━━━━━ Rows ━━━━━
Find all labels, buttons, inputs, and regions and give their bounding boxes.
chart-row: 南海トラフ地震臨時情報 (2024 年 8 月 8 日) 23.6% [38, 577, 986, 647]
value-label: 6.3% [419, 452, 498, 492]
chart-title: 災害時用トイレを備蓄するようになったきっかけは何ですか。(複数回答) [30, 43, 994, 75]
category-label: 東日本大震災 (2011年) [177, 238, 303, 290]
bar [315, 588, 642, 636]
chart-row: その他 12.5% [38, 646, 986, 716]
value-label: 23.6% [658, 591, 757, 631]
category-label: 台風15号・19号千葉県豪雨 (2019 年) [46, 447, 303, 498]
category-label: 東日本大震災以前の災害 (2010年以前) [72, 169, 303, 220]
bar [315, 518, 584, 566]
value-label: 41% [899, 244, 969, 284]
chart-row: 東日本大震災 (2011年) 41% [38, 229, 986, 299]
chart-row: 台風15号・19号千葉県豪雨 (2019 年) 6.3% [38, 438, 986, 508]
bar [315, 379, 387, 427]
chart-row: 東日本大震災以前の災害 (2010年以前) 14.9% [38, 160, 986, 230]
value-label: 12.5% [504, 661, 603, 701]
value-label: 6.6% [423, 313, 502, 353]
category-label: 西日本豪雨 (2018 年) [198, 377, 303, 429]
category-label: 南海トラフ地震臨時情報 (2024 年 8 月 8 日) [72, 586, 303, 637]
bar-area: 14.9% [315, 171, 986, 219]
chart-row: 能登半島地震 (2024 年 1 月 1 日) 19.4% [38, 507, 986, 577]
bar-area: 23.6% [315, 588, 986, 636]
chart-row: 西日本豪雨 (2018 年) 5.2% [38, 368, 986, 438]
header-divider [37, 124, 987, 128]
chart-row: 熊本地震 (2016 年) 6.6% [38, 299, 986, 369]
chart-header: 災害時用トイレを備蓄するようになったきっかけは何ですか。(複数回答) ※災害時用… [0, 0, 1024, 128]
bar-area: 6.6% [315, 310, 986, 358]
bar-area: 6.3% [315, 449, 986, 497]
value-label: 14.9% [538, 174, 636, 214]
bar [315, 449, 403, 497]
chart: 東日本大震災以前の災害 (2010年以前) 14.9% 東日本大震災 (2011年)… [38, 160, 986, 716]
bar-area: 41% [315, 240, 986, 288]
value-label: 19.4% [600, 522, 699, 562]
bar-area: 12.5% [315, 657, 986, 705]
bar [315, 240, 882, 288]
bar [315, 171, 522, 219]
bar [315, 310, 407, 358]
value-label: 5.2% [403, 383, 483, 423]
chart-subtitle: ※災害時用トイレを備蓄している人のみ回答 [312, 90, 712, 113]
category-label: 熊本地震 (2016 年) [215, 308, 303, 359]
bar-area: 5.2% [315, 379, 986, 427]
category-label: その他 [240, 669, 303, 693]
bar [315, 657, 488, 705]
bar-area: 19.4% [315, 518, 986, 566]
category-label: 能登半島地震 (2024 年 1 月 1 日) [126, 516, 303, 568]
━━━━━
■ The request ■
Can you repeat all of the rows above, substituting "data-label" for every "value-label" and leaving everything else unchanged?

■ Finished exercise ■
Find all labels, buttons, inputs, and regions and give their bounding boxes.
chart-row: 南海トラフ地震臨時情報 (2024 年 8 月 8 日) 23.6% [38, 577, 986, 647]
data-label: 6.3% [419, 452, 498, 492]
chart-title: 災害時用トイレを備蓄するようになったきっかけは何ですか。(複数回答) [30, 43, 994, 75]
category-label: 東日本大震災 (2011年) [177, 238, 303, 290]
bar [315, 588, 642, 636]
chart-row: その他 12.5% [38, 646, 986, 716]
data-label: 23.6% [658, 591, 757, 631]
category-label: 台風15号・19号千葉県豪雨 (2019 年) [46, 447, 303, 498]
category-label: 東日本大震災以前の災害 (2010年以前) [72, 169, 303, 220]
bar [315, 518, 584, 566]
data-label: 41% [899, 244, 969, 284]
chart-row: 東日本大震災 (2011年) 41% [38, 229, 986, 299]
chart-row: 台風15号・19号千葉県豪雨 (2019 年) 6.3% [38, 438, 986, 508]
bar [315, 379, 387, 427]
chart-row: 東日本大震災以前の災害 (2010年以前) 14.9% [38, 160, 986, 230]
data-label: 12.5% [504, 661, 603, 701]
data-label: 6.6% [423, 313, 502, 353]
category-label: 西日本豪雨 (2018 年) [198, 377, 303, 429]
category-label: 南海トラフ地震臨時情報 (2024 年 8 月 8 日) [72, 586, 303, 637]
bar-area: 14.9% [315, 171, 986, 219]
chart-row: 能登半島地震 (2024 年 1 月 1 日) 19.4% [38, 507, 986, 577]
bar-area: 23.6% [315, 588, 986, 636]
chart-row: 西日本豪雨 (2018 年) 5.2% [38, 368, 986, 438]
header-divider [37, 124, 987, 128]
chart-row: 熊本地震 (2016 年) 6.6% [38, 299, 986, 369]
chart-header: 災害時用トイレを備蓄するようになったきっかけは何ですか。(複数回答) ※災害時用… [0, 0, 1024, 128]
bar-area: 6.6% [315, 310, 986, 358]
bar-area: 6.3% [315, 449, 986, 497]
data-label: 14.9% [538, 174, 636, 214]
bar [315, 449, 403, 497]
chart: 東日本大震災以前の災害 (2010年以前) 14.9% 東日本大震災 (2011年)… [38, 160, 986, 716]
bar-area: 41% [315, 240, 986, 288]
data-label: 19.4% [600, 522, 699, 562]
bar-area: 12.5% [315, 657, 986, 705]
bar [315, 240, 882, 288]
bar [315, 171, 522, 219]
bar [315, 310, 407, 358]
data-label: 5.2% [403, 383, 483, 423]
chart-subtitle: ※災害時用トイレを備蓄している人のみ回答 [312, 90, 712, 113]
category-label: 熊本地震 (2016 年) [215, 308, 303, 359]
bar-area: 5.2% [315, 379, 986, 427]
category-label: その他 [240, 669, 303, 693]
bar [315, 657, 488, 705]
bar-area: 19.4% [315, 518, 986, 566]
category-label: 能登半島地震 (2024 年 1 月 1 日) [126, 516, 303, 568]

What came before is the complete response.